Start of EXTRACT

The Supreme Court agreed with the attorney-general that it was not incomprehensible for the appeal court to have interpreted the choice of forum clause as amounting to a single choice of forum clause, as a consequence of which the appeal court had looked at whether Hamburg (instead of Rotterdam) was the competent forum.
As to the second part of Coreck's objections, the Supreme Court found, contrary to the attorney-general, that a number of prejudicial questions had to be put to the European Court before giving a final ruling on jurisdiction in Karl Liebknecht.
A number of questions remain unanswered. Can it be concluded from the first sentence of Article 17 of EEX that, in the context of European Court precedents, for choice of forum clauses to be valid between the parties, it is a condition precedent that the wording of the clause makes it clear to others - and in particular to the courts - which court has jurisdiction? Or does Article 17, where third party bill of lading holders are involved, also govern the validity of a provision that indicates as a competent court for disputes "under this bill of lading" the court, incorporated in the bill of lading, of the place where the carrier has his principal place of business?
Does the fact that the choice of forum clause in the bill of lading must be deemed valid between the carrier and the shipper then cause the provision to be also valid vis-a-vis every third party bill of lading holder, or is that limited to a bill of lading holder who, when obtaining the bill of lading under the applicable national law, succeeded to the shipper's rights and obligations?
If one is to assume that the choice of forum in the bill of lading is valid between carrier and shipper, can the special circumstances of the particular case then come into play? And, if the contents of the bill of lading do not provide sufficient clarity as to its validity, can one then demand that the third party bill of lading holder familiarise himself with the circumstances of the case? Which national law is then to be applied to the question of whether the third party bill of lading holder succeeds to the rights and obligations of the shipper when acquiring the bill of lading, and what if the question is not yet answered by the national law in question? So it remains for the Supreme Court to settle these issues. Paradise or nightmare?

End of EXTRACT
Start of INFORMATION GIVEN

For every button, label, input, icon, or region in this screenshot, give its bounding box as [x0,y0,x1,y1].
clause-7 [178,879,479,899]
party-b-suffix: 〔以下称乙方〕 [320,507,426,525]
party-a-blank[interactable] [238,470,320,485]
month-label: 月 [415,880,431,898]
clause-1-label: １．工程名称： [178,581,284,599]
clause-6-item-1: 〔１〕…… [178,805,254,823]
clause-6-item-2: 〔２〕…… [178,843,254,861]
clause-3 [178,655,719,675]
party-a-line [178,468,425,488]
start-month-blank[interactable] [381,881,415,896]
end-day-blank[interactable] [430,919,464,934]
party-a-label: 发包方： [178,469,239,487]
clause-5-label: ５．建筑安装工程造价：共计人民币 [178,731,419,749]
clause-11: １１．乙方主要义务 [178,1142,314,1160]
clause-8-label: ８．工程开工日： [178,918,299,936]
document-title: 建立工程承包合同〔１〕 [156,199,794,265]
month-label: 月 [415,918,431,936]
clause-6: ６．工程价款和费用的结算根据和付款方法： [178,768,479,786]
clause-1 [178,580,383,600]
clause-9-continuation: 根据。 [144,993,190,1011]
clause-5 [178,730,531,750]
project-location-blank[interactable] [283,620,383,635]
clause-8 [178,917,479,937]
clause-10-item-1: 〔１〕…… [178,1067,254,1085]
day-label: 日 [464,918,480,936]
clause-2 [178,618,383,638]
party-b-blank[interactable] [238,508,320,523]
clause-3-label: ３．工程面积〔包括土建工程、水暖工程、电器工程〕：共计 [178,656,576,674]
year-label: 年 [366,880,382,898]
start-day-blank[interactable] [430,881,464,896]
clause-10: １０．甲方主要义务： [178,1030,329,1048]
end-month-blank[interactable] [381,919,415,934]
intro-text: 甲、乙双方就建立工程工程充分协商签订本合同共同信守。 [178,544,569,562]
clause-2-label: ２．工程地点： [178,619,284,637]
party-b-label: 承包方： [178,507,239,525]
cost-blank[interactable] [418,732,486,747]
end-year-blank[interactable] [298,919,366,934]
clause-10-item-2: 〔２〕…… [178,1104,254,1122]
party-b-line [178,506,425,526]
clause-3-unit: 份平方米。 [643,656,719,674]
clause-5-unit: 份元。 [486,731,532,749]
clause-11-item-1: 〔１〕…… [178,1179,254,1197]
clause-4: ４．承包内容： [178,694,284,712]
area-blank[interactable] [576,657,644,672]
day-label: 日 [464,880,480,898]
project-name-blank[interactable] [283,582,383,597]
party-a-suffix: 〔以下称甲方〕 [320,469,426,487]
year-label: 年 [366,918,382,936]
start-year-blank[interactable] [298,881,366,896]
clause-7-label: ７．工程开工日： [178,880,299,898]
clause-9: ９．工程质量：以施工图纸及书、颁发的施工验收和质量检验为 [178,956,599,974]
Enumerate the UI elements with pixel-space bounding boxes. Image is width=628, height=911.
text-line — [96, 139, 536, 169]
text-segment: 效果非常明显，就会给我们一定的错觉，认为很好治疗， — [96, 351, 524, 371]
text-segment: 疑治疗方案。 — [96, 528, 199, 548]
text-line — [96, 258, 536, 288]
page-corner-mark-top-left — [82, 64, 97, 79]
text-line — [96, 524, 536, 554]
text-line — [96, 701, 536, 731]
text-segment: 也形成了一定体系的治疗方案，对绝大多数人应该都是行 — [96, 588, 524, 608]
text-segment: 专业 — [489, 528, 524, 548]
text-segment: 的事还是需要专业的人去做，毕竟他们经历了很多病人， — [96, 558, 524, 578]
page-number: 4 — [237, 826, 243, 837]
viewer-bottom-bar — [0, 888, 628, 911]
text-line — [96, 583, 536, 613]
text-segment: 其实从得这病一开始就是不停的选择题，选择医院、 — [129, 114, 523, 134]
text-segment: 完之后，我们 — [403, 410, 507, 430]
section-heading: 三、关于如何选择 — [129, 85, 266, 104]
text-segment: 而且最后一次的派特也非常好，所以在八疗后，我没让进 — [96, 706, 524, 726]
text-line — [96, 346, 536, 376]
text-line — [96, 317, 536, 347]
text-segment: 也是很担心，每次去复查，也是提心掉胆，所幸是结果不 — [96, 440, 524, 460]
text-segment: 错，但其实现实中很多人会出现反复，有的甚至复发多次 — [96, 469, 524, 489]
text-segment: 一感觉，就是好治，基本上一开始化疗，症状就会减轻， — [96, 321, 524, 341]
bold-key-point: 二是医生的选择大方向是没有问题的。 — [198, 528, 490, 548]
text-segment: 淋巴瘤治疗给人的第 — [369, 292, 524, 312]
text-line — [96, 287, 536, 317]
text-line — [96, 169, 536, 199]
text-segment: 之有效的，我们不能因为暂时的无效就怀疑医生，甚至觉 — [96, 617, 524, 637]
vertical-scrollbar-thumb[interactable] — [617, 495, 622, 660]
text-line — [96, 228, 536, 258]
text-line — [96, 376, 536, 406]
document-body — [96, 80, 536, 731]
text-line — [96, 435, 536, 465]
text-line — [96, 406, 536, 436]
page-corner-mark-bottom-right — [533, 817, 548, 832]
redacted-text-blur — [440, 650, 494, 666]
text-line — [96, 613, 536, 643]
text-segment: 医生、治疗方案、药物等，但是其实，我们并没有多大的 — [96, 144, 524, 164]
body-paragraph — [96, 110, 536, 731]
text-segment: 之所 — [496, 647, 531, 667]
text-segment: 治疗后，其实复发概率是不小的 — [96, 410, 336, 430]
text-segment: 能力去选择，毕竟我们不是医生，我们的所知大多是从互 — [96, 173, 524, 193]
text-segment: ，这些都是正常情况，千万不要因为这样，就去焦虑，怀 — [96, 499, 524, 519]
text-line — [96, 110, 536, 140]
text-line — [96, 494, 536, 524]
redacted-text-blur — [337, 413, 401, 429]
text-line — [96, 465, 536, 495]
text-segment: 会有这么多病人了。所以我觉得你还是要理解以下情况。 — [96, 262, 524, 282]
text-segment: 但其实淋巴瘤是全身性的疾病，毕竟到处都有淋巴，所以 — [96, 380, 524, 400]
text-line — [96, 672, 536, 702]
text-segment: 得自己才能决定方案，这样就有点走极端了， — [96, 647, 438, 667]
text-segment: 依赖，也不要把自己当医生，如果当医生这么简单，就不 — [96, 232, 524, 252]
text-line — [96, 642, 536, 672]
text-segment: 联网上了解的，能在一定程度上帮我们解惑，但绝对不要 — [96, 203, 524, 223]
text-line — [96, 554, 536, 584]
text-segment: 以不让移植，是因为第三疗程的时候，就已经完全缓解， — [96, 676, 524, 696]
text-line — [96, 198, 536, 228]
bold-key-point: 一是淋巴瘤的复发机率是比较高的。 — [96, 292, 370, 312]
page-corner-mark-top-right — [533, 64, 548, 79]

End of INFORMATION GIVEN

§ REQUIREMENT
Reproduce the passage on choice of forum clauses in bills of lading word for word. None of the data is needed here.

§ SOLVED EXERCISE
The Supreme Court agreed with the attorney-general that it was not incomprehensible for the appeal court to have interpreted the choice of forum clause as amounting to a single choice of forum clause, as a consequence of which the appeal court had looked at whether Hamburg (instead of Rotterdam) was the competent forum.
As to the second part of Coreck's objections, the Supreme Court found, contrary to the attorney-general, that a number of prejudicial questions had to be put to the European Court before giving a final ruling on jurisdiction in Karl Liebknecht.
A number of questions remain unanswered. Can it be concluded from the first sentence of Article 17 of EEX that, in the context of European Court precedents, for choice of forum clauses to be valid between the parties, it is a condition precedent that the wording of the clause makes it clear to others - and in particular to the courts - which court has jurisdiction? Or does Article 17, where third party bill of lading holders are involved, also govern the validity of a provision that indicates as a competent court for disputes "under this bill of lading" the court, incorporated in the bill of lading, of the place where the carrier has his principal place of business?
Does the fact that the choice of forum clause in the bill of lading must be deemed valid between the carrier and the shipper then cause the provision to be also valid vis-a-vis every third party bill of lading holder, or is that limited to a bill of lading holder who, when obtaining the bill of lading under the applicable national law, succeeded to the shipper's rights and obligations?
If one is to assume that the choice of forum in the bill of lading is valid between carrier and shipper, can the special circumstances of the particular case then come into play? And, if the contents of the bill of lading do not provide sufficient clarity as to its validity, can one then demand that the third party bill of lading holder familiarise himself with the circumstances of the case? Which national law is then to be applied to the question of whether the third party bill of lading holder succeeds to the rights and obligations of the shipper when acquiring the bill of lading, and what if the question is not yet answered by the national law in question? So it remains for the Supreme Court to settle these issues. Paradise or nightmare?